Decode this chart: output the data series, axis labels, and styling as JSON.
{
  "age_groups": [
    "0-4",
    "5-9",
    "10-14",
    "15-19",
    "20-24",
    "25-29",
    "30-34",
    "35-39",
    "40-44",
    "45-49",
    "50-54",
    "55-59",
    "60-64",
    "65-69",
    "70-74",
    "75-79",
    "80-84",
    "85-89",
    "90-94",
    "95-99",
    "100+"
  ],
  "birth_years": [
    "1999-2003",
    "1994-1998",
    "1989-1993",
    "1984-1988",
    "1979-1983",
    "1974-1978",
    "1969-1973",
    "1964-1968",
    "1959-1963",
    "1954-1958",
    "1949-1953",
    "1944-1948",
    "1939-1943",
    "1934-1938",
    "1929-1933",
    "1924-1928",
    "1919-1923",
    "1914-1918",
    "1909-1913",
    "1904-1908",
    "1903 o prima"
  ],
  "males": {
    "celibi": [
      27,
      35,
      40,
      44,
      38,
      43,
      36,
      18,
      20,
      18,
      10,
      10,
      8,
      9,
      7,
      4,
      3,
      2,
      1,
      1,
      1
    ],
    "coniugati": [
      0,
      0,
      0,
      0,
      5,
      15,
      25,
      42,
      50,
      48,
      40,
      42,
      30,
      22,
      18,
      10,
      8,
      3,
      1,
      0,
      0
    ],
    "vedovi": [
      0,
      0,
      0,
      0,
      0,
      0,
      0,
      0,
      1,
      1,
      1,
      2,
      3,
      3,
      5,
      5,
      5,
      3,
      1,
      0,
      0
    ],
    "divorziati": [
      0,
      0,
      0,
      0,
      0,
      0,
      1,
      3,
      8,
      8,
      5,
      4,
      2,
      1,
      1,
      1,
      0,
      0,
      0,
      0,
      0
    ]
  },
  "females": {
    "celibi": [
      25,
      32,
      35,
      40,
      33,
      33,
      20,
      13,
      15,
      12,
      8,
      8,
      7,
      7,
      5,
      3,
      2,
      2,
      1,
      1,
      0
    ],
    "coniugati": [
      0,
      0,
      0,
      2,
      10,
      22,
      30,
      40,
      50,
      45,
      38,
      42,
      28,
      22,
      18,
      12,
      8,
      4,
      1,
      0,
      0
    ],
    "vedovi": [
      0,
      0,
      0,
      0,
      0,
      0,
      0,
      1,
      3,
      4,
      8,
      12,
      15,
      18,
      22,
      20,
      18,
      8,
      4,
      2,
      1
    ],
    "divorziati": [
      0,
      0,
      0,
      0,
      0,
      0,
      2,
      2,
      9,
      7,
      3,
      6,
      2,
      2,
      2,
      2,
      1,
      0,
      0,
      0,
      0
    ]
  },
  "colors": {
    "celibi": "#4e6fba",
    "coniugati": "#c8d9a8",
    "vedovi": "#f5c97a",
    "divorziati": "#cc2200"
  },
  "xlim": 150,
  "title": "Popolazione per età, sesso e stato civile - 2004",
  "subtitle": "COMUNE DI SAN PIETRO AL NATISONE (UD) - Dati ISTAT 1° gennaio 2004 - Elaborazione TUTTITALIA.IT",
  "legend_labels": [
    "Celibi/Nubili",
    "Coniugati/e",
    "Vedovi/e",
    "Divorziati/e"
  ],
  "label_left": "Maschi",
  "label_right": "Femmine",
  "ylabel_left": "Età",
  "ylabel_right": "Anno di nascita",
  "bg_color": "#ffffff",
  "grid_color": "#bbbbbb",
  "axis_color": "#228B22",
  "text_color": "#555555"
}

----

Give the records above again, word for word.

Decode this chart: output the data series, axis labels, and styling as JSON.
{
  "age_groups": [
    "0-4",
    "5-9",
    "10-14",
    "15-19",
    "20-24",
    "25-29",
    "30-34",
    "35-39",
    "40-44",
    "45-49",
    "50-54",
    "55-59",
    "60-64",
    "65-69",
    "70-74",
    "75-79",
    "80-84",
    "85-89",
    "90-94",
    "95-99",
    "100+"
  ],
  "birth_years": [
    "1999-2003",
    "1994-1998",
    "1989-1993",
    "1984-1988",
    "1979-1983",
    "1974-1978",
    "1969-1973",
    "1964-1968",
    "1959-1963",
    "1954-1958",
    "1949-1953",
    "1944-1948",
    "1939-1943",
    "1934-1938",
    "1929-1933",
    "1924-1928",
    "1919-1923",
    "1914-1918",
    "1909-1913",
    "1904-1908",
    "1903 o prima"
  ],
  "males": {
    "celibi": [
      27,
      35,
      40,
      44,
      38,
      43,
      36,
      18,
      20,
      18,
      10,
      10,
      8,
      9,
      7,
      4,
      3,
      2,
      1,
      1,
      1
    ],
    "coniugati": [
      0,
      0,
      0,
      0,
      5,
      15,
      25,
      42,
      50,
      48,
      40,
      42,
      30,
      22,
      18,
      10,
      8,
      3,
      1,
      0,
      0
    ],
    "vedovi": [
      0,
      0,
      0,
      0,
      0,
      0,
      0,
      0,
      1,
      1,
      1,
      2,
      3,
      3,
      5,
      5,
      5,
      3,
      1,
      0,
      0
    ],
    "divorziati": [
      0,
      0,
      0,
      0,
      0,
      0,
      1,
      3,
      8,
      8,
      5,
      4,
      2,
      1,
      1,
      1,
      0,
      0,
      0,
      0,
      0
    ]
  },
  "females": {
    "celibi": [
      25,
      32,
      35,
      40,
      33,
      33,
      20,
      13,
      15,
      12,
      8,
      8,
      7,
      7,
      5,
      3,
      2,
      2,
      1,
      1,
      0
    ],
    "coniugati": [
      0,
      0,
      0,
      2,
      10,
      22,
      30,
      40,
      50,
      45,
      38,
      42,
      28,
      22,
      18,
      12,
      8,
      4,
      1,
      0,
      0
    ],
    "vedovi": [
      0,
      0,
      0,
      0,
      0,
      0,
      0,
      1,
      3,
      4,
      8,
      12,
      15,
      18,
      22,
      20,
      18,
      8,
      4,
      2,
      1
    ],
    "divorziati": [
      0,
      0,
      0,
      0,
      0,
      0,
      2,
      2,
      9,
      7,
      3,
      6,
      2,
      2,
      2,
      2,
      1,
      0,
      0,
      0,
      0
    ]
  },
  "colors": {
    "celibi": "#4e6fba",
    "coniugati": "#c8d9a8",
    "vedovi": "#f5c97a",
    "divorziati": "#cc2200"
  },
  "xlim": 150,
  "title": "Popolazione per età, sesso e stato civile - 2004",
  "subtitle": "COMUNE DI SAN PIETRO AL NATISONE (UD) - Dati ISTAT 1° gennaio 2004 - Elaborazione TUTTITALIA.IT",
  "legend_labels": [
    "Celibi/Nubili",
    "Coniugati/e",
    "Vedovi/e",
    "Divorziati/e"
  ],
  "label_left": "Maschi",
  "label_right": "Femmine",
  "ylabel_left": "Età",
  "ylabel_right": "Anno di nascita",
  "bg_color": "#ffffff",
  "grid_color": "#bbbbbb",
  "axis_color": "#228B22",
  "text_color": "#555555"
}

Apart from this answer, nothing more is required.